Restate the records in their entirety, word for word.

### Records for processing
——————————
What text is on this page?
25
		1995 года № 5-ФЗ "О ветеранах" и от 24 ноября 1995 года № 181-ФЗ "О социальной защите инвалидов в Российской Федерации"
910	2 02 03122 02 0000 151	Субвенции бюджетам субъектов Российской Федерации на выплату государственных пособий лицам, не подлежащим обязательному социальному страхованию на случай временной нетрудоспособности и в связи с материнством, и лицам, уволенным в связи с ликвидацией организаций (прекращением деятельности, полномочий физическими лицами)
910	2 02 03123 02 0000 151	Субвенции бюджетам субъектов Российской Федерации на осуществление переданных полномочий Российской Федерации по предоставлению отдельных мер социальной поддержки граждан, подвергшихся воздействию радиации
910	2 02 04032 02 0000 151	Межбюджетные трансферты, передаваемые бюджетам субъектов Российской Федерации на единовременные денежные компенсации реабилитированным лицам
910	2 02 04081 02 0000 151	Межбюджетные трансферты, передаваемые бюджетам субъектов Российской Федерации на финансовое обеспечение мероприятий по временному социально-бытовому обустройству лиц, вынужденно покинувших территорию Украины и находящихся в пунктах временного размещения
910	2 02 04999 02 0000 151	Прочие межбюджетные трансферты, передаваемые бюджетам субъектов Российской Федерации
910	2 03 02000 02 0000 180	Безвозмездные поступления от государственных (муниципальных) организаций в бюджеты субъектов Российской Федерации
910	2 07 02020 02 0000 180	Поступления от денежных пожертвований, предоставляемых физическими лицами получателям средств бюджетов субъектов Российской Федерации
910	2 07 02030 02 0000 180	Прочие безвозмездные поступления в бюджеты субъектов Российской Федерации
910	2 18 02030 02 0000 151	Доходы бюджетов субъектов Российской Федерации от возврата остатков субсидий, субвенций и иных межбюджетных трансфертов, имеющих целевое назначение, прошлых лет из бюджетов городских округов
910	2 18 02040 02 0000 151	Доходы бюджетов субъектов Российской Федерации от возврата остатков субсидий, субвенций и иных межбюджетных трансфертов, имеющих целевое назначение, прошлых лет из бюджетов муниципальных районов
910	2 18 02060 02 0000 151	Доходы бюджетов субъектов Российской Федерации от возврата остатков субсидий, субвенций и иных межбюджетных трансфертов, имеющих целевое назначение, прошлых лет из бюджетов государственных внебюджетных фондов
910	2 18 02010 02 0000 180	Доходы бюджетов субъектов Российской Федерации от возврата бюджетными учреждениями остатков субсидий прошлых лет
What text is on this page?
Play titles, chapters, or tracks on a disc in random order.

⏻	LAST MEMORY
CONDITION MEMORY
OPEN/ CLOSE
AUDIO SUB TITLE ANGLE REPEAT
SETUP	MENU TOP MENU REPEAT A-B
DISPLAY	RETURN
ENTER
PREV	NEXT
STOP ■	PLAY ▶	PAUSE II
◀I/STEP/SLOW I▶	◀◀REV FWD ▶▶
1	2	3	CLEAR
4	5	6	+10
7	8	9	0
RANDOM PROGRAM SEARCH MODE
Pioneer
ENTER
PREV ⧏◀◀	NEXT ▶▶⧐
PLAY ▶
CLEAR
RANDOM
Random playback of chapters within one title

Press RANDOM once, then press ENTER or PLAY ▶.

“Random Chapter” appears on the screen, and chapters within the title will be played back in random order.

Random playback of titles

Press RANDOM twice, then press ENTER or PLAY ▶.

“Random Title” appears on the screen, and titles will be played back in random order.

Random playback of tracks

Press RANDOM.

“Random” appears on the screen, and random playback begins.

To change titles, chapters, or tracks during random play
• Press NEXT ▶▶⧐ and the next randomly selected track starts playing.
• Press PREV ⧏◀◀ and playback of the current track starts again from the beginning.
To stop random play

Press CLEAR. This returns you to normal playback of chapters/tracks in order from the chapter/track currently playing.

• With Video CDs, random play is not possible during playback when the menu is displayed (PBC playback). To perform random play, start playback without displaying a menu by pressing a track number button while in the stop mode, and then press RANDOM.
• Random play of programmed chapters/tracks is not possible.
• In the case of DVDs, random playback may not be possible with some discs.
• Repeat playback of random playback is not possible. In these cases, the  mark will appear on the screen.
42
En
——————————
### The result
What text is on this page?
25
		1995 года № 5-ФЗ "О ветеранах" и от 24 ноября 1995 года № 181-ФЗ "О социальной защите инвалидов в Российской Федерации"
910	2 02 03122 02 0000 151	Субвенции бюджетам субъектов Российской Федерации на выплату государственных пособий лицам, не подлежащим обязательному социальному страхованию на случай временной нетрудоспособности и в связи с материнством, и лицам, уволенным в связи с ликвидацией организаций (прекращением деятельности, полномочий физическими лицами)
910	2 02 03123 02 0000 151	Субвенции бюджетам субъектов Российской Федерации на осуществление переданных полномочий Российской Федерации по предоставлению отдельных мер социальной поддержки граждан, подвергшихся воздействию радиации
910	2 02 04032 02 0000 151	Межбюджетные трансферты, передаваемые бюджетам субъектов Российской Федерации на единовременные денежные компенсации реабилитированным лицам
910	2 02 04081 02 0000 151	Межбюджетные трансферты, передаваемые бюджетам субъектов Российской Федерации на финансовое обеспечение мероприятий по временному социально-бытовому обустройству лиц, вынужденно покинувших территорию Украины и находящихся в пунктах временного размещения
910	2 02 04999 02 0000 151	Прочие межбюджетные трансферты, передаваемые бюджетам субъектов Российской Федерации
910	2 03 02000 02 0000 180	Безвозмездные поступления от государственных (муниципальных) организаций в бюджеты субъектов Российской Федерации
910	2 07 02020 02 0000 180	Поступления от денежных пожертвований, предоставляемых физическими лицами получателям средств бюджетов субъектов Российской Федерации
910	2 07 02030 02 0000 180	Прочие безвозмездные поступления в бюджеты субъектов Российской Федерации
910	2 18 02030 02 0000 151	Доходы бюджетов субъектов Российской Федерации от возврата остатков субсидий, субвенций и иных межбюджетных трансфертов, имеющих целевое назначение, прошлых лет из бюджетов городских округов
910	2 18 02040 02 0000 151	Доходы бюджетов субъектов Российской Федерации от возврата остатков субсидий, субвенций и иных межбюджетных трансфертов, имеющих целевое назначение, прошлых лет из бюджетов муниципальных районов
910	2 18 02060 02 0000 151	Доходы бюджетов субъектов Российской Федерации от возврата остатков субсидий, субвенций и иных межбюджетных трансфертов, имеющих целевое назначение, прошлых лет из бюджетов государственных внебюджетных фондов
910	2 18 02010 02 0000 180	Доходы бюджетов субъектов Российской Федерации от возврата бюджетными учреждениями остатков субсидий прошлых лет
What text is on this page?
Play titles, chapters, or tracks on a disc in random order.

⏻	LAST MEMORY
CONDITION MEMORY
OPEN/ CLOSE
AUDIO SUB TITLE ANGLE REPEAT
SETUP	MENU TOP MENU REPEAT A-B
DISPLAY	RETURN
ENTER
PREV	NEXT
STOP ■	PLAY ▶	PAUSE II
◀I/STEP/SLOW I▶	◀◀REV FWD ▶▶
1	2	3	CLEAR
4	5	6	+10
7	8	9	0
RANDOM PROGRAM SEARCH MODE
Pioneer
ENTER
PREV ⧏◀◀	NEXT ▶▶⧐
PLAY ▶
CLEAR
RANDOM
Random playback of chapters within one title

Press RANDOM once, then press ENTER or PLAY ▶.

“Random Chapter” appears on the screen, and chapters within the title will be played back in random order.

Random playback of titles

Press RANDOM twice, then press ENTER or PLAY ▶.

“Random Title” appears on the screen, and titles will be played back in random order.

Random playback of tracks

Press RANDOM.

“Random” appears on the screen, and random playback begins.

To change titles, chapters, or tracks during random play
• Press NEXT ▶▶⧐ and the next randomly selected track starts playing.
• Press PREV ⧏◀◀ and playback of the current track starts again from the beginning.
To stop random play

Press CLEAR. This returns you to normal playback of chapters/tracks in order from the chapter/track currently playing.

• With Video CDs, random play is not possible during playback when the menu is displayed (PBC playback). To perform random play, start playback without displaying a menu by pressing a track number button while in the stop mode, and then press RANDOM.
• Random play of programmed chapters/tracks is not possible.
• In the case of DVDs, random playback may not be possible with some discs.
• Repeat playback of random playback is not possible. In these cases, the  mark will appear on the screen.
42
En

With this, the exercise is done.